-- BEGIN Information supplied --
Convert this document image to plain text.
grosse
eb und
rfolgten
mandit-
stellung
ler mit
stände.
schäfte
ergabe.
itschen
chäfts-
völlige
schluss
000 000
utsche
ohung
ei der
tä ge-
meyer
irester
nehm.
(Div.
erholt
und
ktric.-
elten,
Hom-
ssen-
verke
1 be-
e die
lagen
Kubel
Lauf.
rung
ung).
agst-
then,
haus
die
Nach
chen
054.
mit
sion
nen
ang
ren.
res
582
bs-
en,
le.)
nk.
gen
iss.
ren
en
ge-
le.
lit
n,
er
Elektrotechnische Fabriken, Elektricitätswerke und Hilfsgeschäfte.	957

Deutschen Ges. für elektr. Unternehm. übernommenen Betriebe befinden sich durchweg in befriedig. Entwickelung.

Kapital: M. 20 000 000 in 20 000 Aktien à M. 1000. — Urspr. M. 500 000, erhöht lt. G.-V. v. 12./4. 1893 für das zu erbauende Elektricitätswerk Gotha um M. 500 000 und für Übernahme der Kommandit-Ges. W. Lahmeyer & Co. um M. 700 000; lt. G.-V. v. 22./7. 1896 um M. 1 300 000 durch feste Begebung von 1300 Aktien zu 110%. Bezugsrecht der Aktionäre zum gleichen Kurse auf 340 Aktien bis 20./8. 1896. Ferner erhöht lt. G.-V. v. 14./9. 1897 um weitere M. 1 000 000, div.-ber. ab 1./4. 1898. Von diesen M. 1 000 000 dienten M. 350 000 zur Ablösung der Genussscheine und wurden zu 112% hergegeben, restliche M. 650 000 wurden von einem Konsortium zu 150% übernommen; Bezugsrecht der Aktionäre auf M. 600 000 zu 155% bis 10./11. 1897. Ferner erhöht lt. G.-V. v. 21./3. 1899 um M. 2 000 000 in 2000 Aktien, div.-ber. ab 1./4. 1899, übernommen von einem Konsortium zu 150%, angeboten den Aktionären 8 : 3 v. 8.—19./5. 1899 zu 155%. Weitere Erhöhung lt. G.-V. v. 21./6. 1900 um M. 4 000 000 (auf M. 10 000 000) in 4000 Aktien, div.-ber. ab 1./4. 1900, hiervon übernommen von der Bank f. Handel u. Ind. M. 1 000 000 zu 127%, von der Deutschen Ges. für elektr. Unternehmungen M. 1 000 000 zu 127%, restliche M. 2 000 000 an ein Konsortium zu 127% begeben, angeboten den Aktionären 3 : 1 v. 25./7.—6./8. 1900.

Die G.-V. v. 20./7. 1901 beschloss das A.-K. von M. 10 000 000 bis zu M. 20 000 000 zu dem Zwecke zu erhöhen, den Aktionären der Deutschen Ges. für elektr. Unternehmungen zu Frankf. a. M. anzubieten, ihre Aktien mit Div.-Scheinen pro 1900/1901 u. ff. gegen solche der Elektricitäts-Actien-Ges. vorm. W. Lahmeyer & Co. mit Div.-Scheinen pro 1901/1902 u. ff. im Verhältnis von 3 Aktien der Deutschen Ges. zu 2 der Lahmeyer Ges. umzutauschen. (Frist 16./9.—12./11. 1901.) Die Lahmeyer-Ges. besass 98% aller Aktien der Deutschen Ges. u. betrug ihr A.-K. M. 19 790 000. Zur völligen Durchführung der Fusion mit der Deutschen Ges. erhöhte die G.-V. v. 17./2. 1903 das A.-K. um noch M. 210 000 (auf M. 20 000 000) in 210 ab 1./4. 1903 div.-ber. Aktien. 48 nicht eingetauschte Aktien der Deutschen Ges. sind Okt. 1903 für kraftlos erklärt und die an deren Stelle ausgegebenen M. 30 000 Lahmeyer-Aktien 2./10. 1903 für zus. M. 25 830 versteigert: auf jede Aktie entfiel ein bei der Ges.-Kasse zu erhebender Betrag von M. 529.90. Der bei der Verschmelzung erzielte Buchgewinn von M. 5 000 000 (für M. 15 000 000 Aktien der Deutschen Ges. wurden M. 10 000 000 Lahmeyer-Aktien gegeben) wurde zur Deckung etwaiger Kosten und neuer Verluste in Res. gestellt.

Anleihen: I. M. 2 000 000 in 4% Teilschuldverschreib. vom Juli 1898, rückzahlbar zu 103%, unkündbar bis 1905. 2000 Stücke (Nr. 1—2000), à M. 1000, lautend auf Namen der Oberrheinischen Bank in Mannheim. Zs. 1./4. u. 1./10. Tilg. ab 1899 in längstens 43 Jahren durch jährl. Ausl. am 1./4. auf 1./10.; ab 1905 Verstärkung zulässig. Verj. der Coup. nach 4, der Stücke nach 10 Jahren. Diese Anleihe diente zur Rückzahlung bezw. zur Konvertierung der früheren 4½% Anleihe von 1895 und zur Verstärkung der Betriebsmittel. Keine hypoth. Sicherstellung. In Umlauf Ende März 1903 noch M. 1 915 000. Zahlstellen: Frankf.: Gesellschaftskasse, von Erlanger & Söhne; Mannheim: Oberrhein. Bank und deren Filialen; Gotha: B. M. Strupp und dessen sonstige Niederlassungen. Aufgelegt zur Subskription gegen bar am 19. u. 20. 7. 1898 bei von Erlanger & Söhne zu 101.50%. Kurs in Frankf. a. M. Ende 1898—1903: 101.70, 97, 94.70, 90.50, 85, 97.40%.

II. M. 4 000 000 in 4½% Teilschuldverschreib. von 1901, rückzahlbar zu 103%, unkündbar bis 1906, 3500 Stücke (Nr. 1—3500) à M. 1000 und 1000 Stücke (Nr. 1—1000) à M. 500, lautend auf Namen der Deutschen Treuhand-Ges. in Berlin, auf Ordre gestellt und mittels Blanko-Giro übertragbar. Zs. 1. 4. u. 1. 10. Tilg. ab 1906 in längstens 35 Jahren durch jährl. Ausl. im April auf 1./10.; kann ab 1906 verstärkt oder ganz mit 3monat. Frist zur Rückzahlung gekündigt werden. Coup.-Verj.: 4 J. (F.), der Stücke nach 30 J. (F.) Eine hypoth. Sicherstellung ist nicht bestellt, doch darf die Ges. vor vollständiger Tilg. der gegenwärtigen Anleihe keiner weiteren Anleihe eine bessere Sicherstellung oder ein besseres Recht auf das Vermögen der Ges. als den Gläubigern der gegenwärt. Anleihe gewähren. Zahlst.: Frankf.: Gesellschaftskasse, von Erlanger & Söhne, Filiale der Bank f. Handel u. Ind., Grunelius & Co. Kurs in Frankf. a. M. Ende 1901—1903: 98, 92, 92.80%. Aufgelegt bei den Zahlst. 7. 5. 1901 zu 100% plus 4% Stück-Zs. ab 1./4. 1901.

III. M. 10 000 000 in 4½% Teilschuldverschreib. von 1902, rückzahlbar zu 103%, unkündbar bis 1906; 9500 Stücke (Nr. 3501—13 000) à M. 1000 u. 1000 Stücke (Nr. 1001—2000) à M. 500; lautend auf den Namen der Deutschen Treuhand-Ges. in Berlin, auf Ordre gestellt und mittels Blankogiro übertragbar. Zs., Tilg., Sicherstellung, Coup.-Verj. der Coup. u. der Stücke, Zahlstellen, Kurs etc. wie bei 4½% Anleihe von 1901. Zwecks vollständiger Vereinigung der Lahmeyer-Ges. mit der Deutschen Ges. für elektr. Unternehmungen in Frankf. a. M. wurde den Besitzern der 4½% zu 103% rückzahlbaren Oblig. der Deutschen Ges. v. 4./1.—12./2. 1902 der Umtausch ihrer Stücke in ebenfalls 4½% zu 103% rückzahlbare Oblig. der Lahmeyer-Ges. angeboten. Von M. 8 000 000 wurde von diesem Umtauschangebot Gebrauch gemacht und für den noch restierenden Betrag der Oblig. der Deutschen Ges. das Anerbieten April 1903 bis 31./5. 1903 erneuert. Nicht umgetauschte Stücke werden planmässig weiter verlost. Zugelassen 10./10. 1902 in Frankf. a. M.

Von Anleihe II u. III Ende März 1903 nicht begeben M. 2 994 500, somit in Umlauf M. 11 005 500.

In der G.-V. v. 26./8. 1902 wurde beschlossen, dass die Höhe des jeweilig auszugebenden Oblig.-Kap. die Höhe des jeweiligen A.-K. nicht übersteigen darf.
-- END Information supplied --
Your instructions: Filter the entries down to the lines with the word "März" in them.

Response to this exercise:
Anleihen: I. M. 2 000 000 in 4% Teilschuldverschreib. vom Juli 1898, rückzahlbar zu 103%, unkündbar bis 1905. 2000 Stücke (Nr. 1—2000), à M. 1000, lautend auf Namen der Oberrheinischen Bank in Mannheim. Zs. 1./4. u. 1./10. Tilg. ab 1899 in längstens 43 Jahren durch jährl. Ausl. am 1./4. auf 1./10.; ab 1905 Verstärkung zulässig. Verj. der Coup. nach 4, der Stücke nach 10 Jahren. Diese Anleihe diente zur Rückzahlung bezw. zur Konvertierung der früheren 4½% Anleihe von 1895 und zur Verstärkung der Betriebsmittel. Keine hypoth. Sicherstellung. In Umlauf Ende März 1903 noch M. 1 915 000. Zahlstellen: Frankf.: Gesellschaftskasse, von Erlanger & Söhne; Mannheim: Oberrhein. Bank und deren Filialen; Gotha: B. M. Strupp und dessen sonstige Niederlassungen. Aufgelegt zur Subskription gegen bar am 19. u. 20. 7. 1898 bei von Erlanger & Söhne zu 101.50%. Kurs in Frankf. a. M. Ende 1898—1903: 101.70, 97, 94.70, 90.50, 85, 97.40%.
Von Anleihe II u. III Ende März 1903 nicht begeben M. 2 994 500, somit in Umlauf M. 11 005 500.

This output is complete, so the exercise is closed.